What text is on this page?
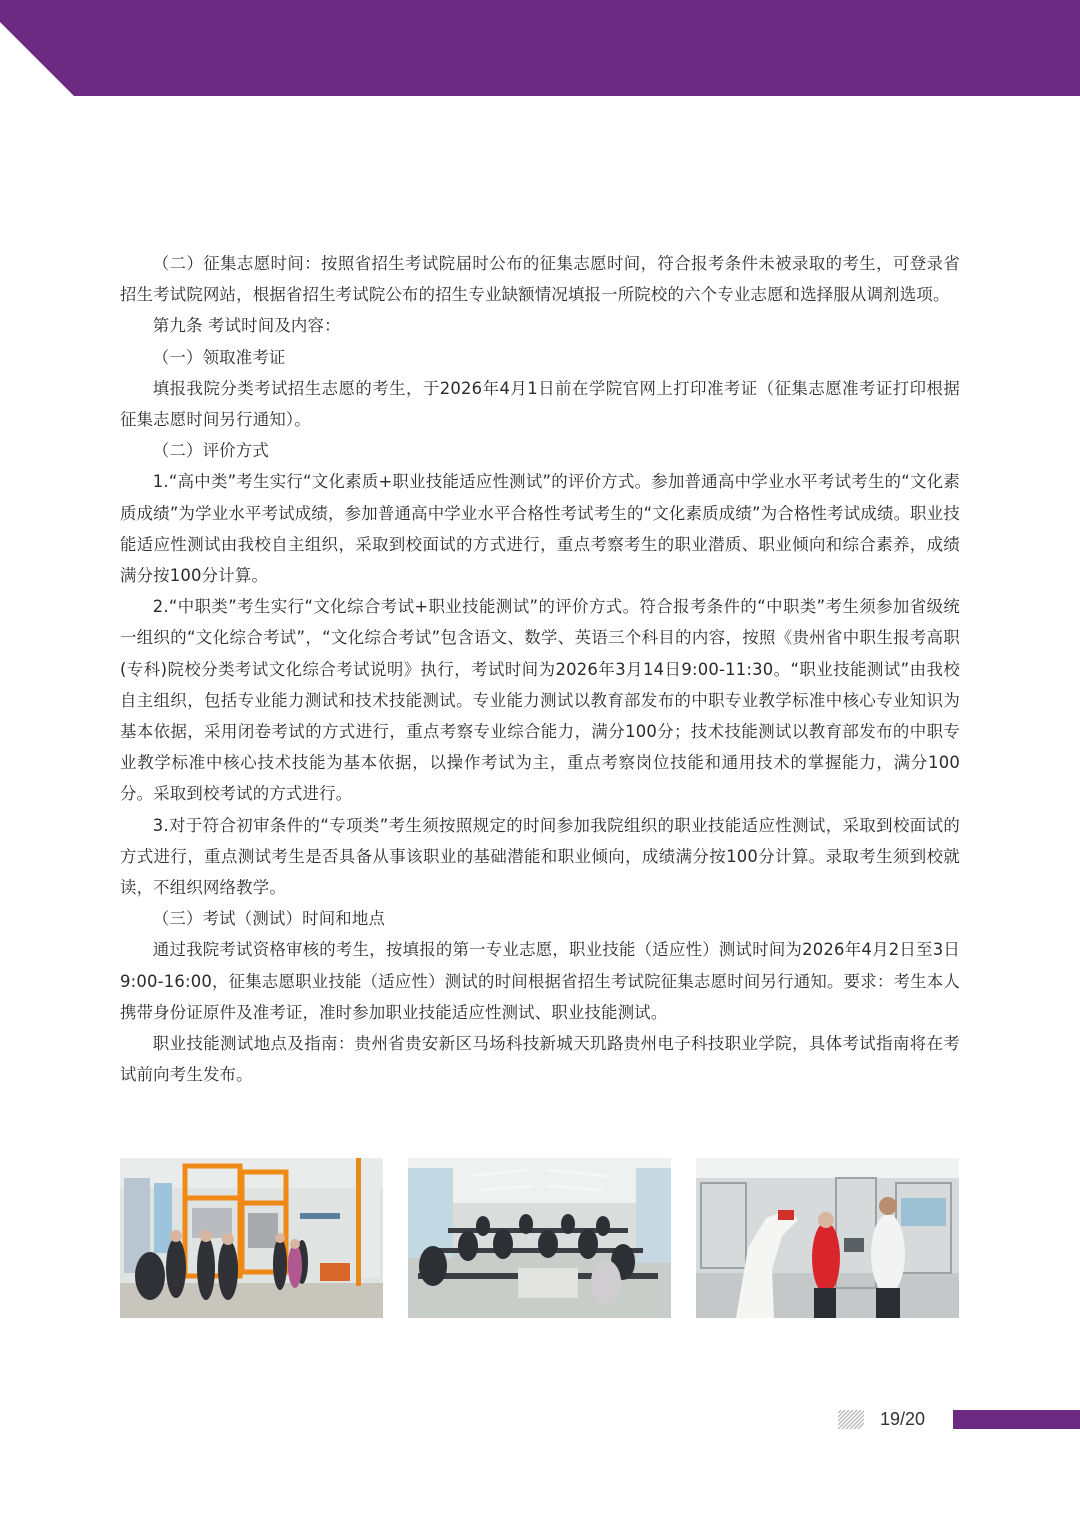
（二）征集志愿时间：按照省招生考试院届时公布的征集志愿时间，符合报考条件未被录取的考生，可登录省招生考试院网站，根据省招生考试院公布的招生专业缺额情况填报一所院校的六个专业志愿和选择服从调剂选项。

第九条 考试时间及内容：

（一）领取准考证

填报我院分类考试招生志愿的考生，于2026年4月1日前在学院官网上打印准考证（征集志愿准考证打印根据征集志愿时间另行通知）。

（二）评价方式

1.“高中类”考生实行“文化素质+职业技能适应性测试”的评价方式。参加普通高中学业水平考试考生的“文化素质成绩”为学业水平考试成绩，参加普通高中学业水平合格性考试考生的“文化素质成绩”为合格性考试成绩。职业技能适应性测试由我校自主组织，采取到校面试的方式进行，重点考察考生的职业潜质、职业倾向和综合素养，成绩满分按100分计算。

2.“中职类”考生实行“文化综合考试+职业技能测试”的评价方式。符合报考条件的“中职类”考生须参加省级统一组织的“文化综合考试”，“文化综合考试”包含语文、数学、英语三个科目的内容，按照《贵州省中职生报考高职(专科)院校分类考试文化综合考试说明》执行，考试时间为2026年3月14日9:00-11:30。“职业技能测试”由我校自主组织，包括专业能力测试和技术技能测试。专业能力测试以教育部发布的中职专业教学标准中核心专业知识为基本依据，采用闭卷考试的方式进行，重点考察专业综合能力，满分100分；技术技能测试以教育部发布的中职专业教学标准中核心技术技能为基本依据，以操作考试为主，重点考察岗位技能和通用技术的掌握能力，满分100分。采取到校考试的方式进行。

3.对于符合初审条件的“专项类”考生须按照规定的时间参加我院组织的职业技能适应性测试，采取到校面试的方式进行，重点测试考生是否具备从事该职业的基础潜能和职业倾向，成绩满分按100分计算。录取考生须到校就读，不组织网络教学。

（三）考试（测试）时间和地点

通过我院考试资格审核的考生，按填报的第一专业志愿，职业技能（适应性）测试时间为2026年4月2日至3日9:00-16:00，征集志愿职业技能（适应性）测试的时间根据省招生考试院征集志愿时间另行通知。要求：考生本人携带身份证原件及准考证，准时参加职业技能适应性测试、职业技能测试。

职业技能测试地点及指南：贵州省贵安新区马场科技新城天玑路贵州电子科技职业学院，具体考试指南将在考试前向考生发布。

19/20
==*==
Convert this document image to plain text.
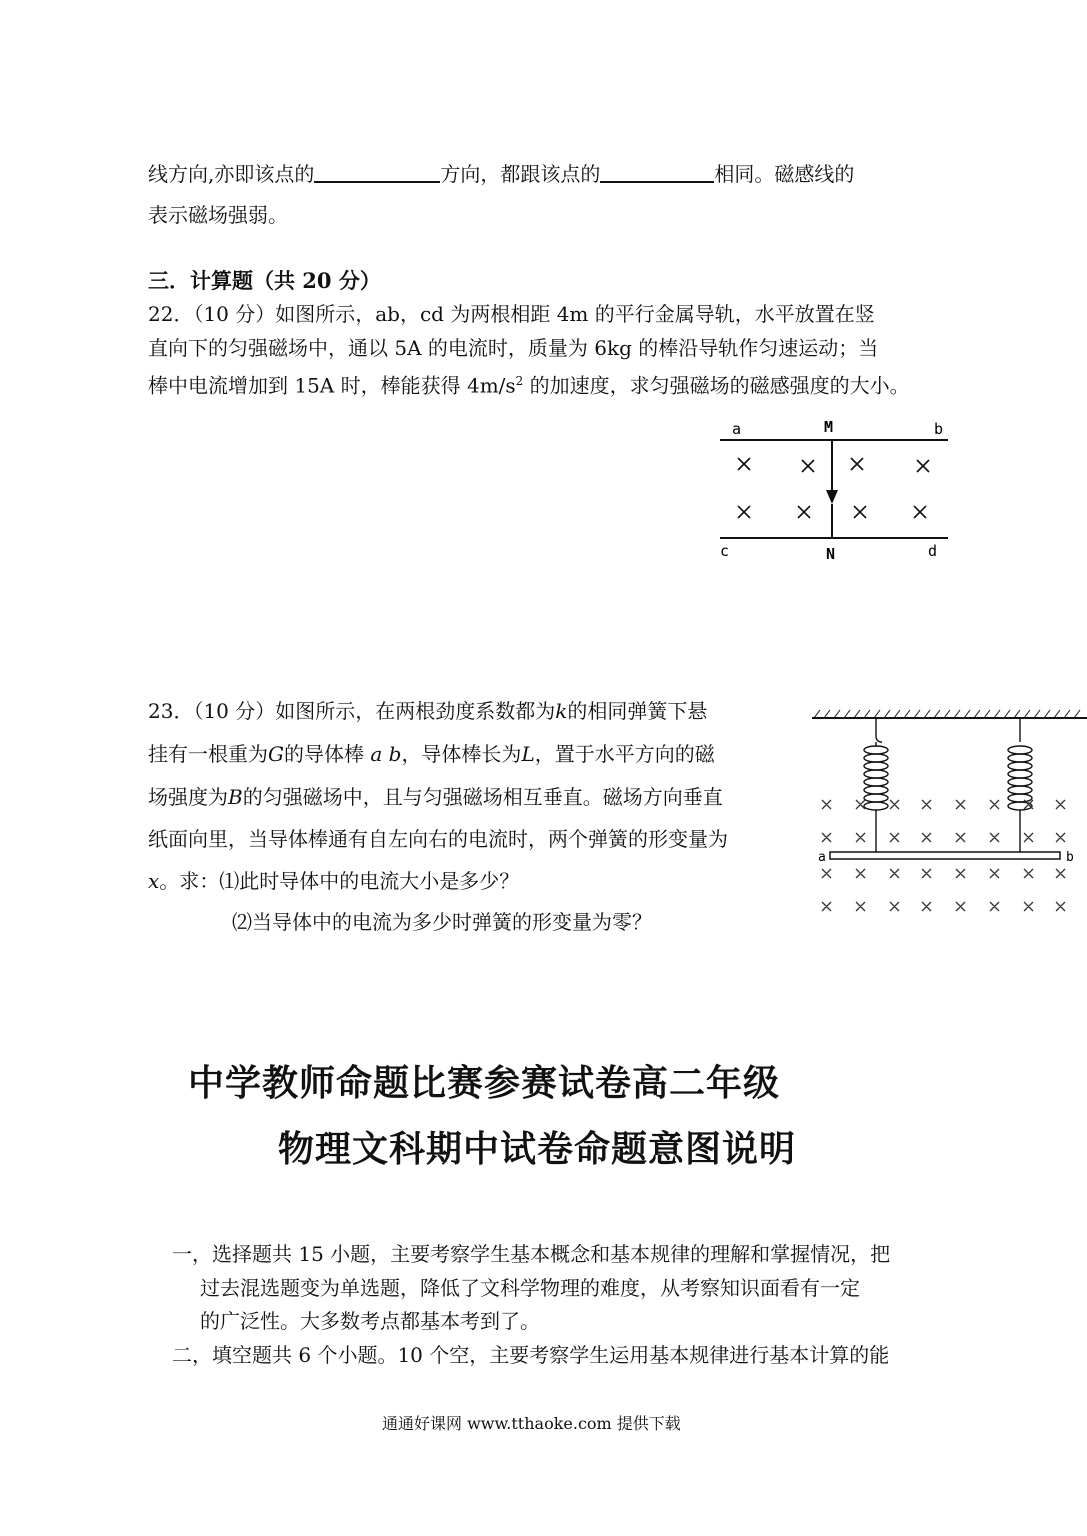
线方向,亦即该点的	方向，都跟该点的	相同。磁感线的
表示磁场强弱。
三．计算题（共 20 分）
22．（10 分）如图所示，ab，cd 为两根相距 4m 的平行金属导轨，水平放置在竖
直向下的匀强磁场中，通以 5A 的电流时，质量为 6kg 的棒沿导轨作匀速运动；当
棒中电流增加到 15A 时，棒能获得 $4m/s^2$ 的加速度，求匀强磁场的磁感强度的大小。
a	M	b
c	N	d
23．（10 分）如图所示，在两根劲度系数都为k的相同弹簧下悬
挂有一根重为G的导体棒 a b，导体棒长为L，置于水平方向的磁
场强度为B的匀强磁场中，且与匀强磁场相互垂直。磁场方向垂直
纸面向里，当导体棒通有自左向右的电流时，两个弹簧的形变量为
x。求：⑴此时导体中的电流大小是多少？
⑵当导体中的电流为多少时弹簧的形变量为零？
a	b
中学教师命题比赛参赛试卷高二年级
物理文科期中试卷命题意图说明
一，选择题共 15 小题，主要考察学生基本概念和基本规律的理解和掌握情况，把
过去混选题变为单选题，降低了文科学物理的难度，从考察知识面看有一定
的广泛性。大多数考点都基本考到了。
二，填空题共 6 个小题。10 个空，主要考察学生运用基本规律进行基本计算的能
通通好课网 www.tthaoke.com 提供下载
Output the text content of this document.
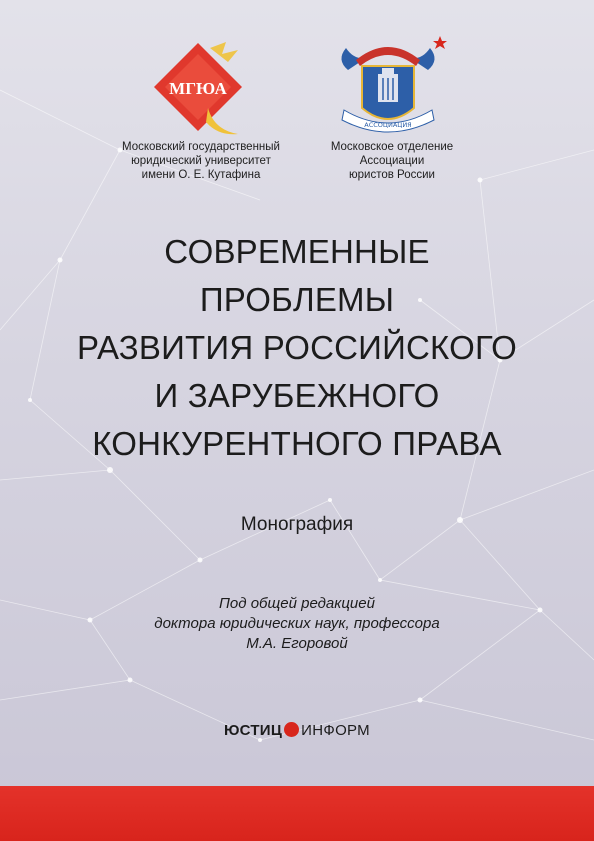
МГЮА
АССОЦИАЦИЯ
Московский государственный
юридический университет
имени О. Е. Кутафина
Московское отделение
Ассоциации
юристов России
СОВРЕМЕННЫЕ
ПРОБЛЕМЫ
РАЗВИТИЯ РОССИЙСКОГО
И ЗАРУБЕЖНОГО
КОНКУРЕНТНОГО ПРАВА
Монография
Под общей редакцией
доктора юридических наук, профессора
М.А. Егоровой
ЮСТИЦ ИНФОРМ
==*==
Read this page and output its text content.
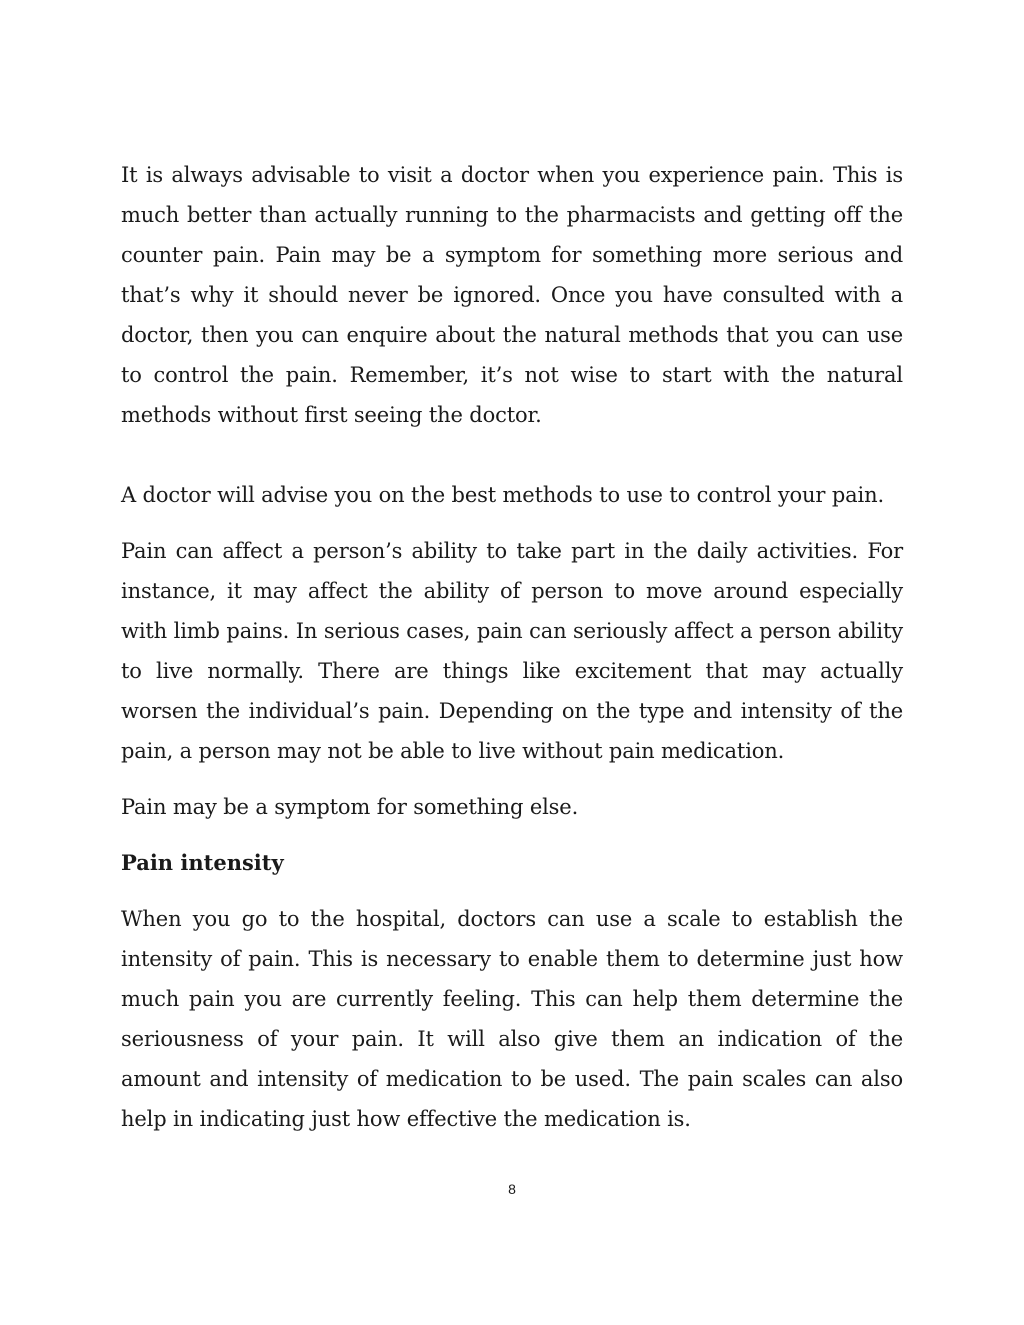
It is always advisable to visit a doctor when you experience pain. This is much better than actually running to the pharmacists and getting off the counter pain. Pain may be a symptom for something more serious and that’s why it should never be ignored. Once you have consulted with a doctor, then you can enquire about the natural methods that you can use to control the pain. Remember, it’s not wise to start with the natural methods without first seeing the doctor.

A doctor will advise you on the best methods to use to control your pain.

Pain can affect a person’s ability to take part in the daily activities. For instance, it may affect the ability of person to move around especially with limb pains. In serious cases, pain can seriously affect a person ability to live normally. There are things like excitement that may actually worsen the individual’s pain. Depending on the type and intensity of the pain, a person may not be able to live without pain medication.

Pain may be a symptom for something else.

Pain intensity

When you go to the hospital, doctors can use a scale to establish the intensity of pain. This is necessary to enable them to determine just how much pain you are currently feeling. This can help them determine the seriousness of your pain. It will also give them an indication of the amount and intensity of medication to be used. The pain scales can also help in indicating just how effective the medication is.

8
==*==
» **Challenge**
Which lines in the data above contain "page"? Show each one.

» **Response to the task**
What text is on this page?
Read this page and output its text content.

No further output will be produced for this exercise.